◆ **TASKS**
1: Summarize the piece on shoes in Doctor Who in two sentences.
2: Copy out, word for word, the stretch of the shoes-in-Doctor-Who text running from "That’s why no-one-at-all" to "one’s for you…)".

◆ **SOURCE TEXT**

## start

S/he’s a cordwainer of the universe and a gentle(wo)man to boot!

(This gender-bending is playing havoc with subtitles, by the way.)

The Doctor Who Companion is not shy of dealing with the BIG ISSUES. Recent articles have tackled Creationism vs Evolution, Doctor Who and Christianity, and the New Paradigm Daleks (steady on, chaps, some subjects are just too controversial).

That’s why no-one-at-all asked me to write an article about shoes in Doctor Who. But I did it anyway. Because today is St. Hubbins’ Day (Patron Saint of Quality Footwear), and I thought it was fitting (geddit?) that someone finally tackled this crucial and too often overlooked aspect of the Whoniverse – or, dare I say, Shoeniverse… (Yes, that’s about the level of humour to expect from now on. So all you pun-phobics had best stop reading now. Podophiles, this one’s for you…)

The Eighth Doctor famously declared, ‘I love humans. Always seeing patterns in things that aren’t there.’ But just a few scenes previously he exclaimed, ‘These shoes! They fit perfectly. Yes.’ Rule one: the Doctor talks cobblers.

## end

◆ **AVAILABLE DATA**
## start

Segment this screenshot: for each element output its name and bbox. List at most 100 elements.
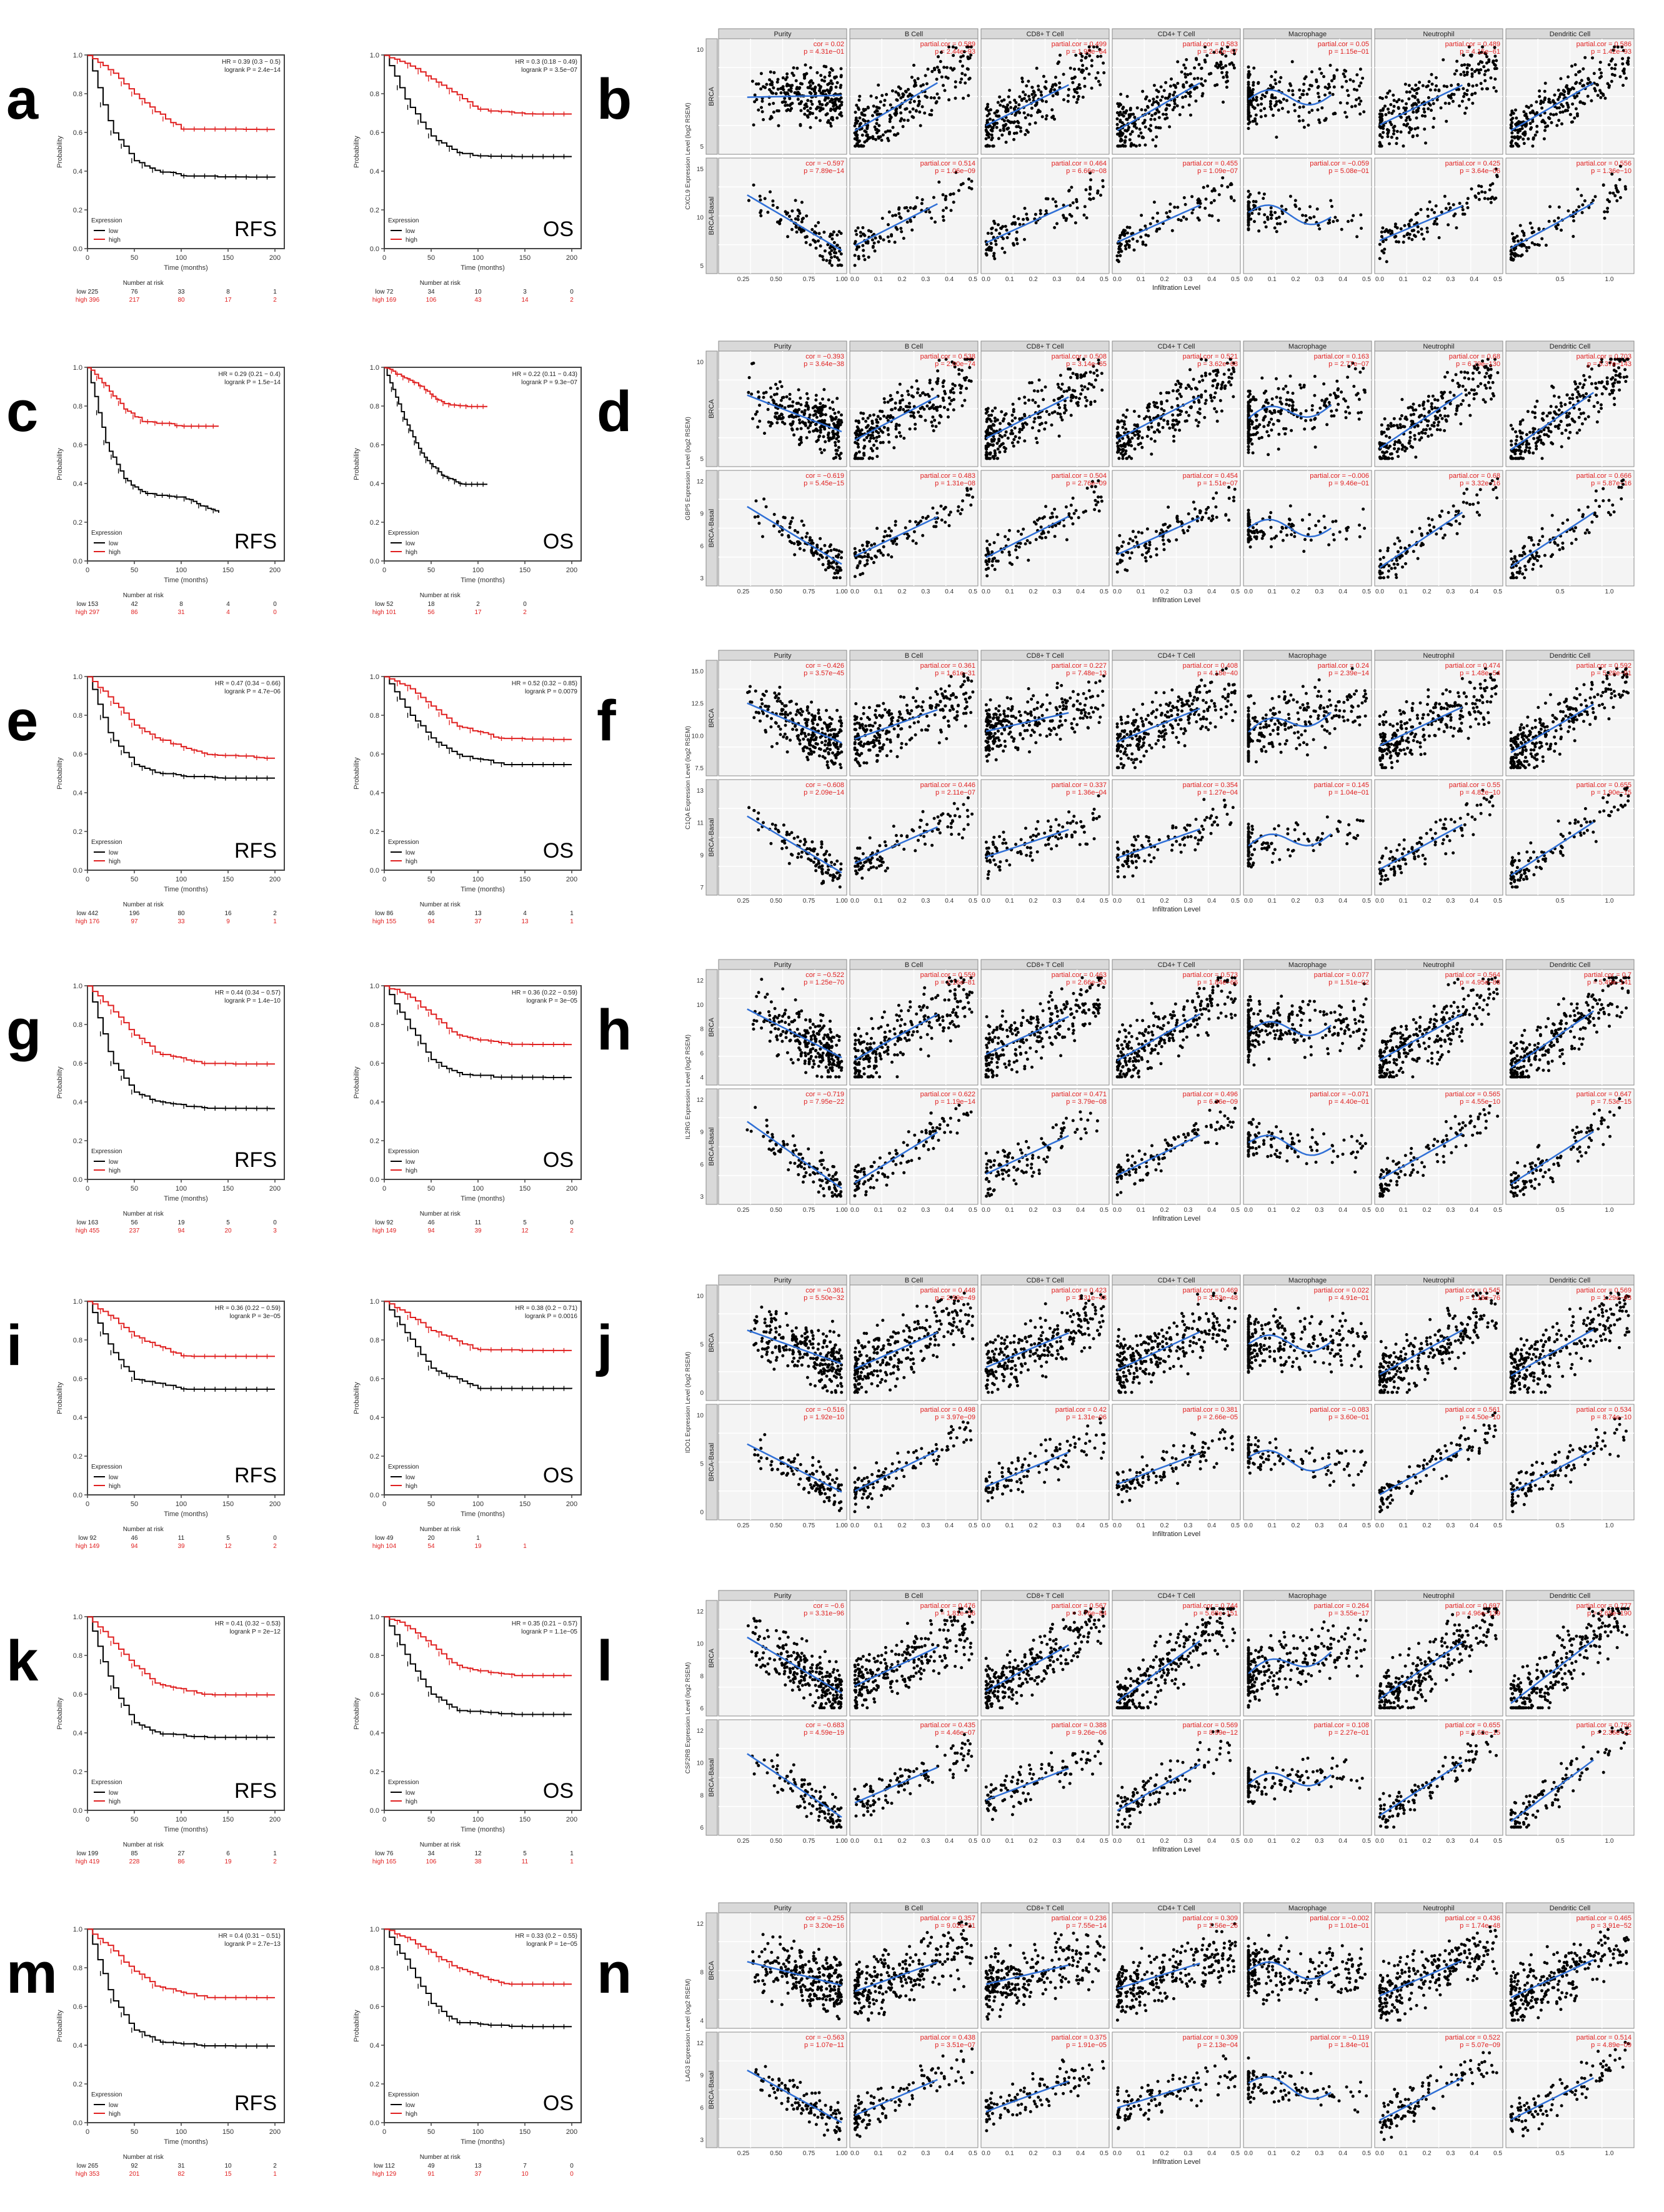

## end

◆ **SET OF ANSWERS**
1: The writer notes that The Doctor Who Companion has tackled big issues such as Creationism vs Evolution, Doctor Who and Christianity, and the New Paradigm Daleks. No one asked for an article about shoes in Doctor Who, but the writer wrote one anyway for St. Hubbins' Day, the Patron Saint of Quality Footwear, and warned readers to expect puns.

2:
That’s why no-one-at-all asked me to write an article about shoes in Doctor Who. But I did it anyway. Because today is St. Hubbins’ Day (Patron Saint of Quality Footwear), and I thought it was fitting (geddit?) that someone finally tackled this crucial and too often overlooked aspect of the Whoniverse – or, dare I say, Shoeniverse… (Yes, that’s about the level of humour to expect from now on. So all you pun-phobics had best stop reading now. Podophiles, this one’s for you…)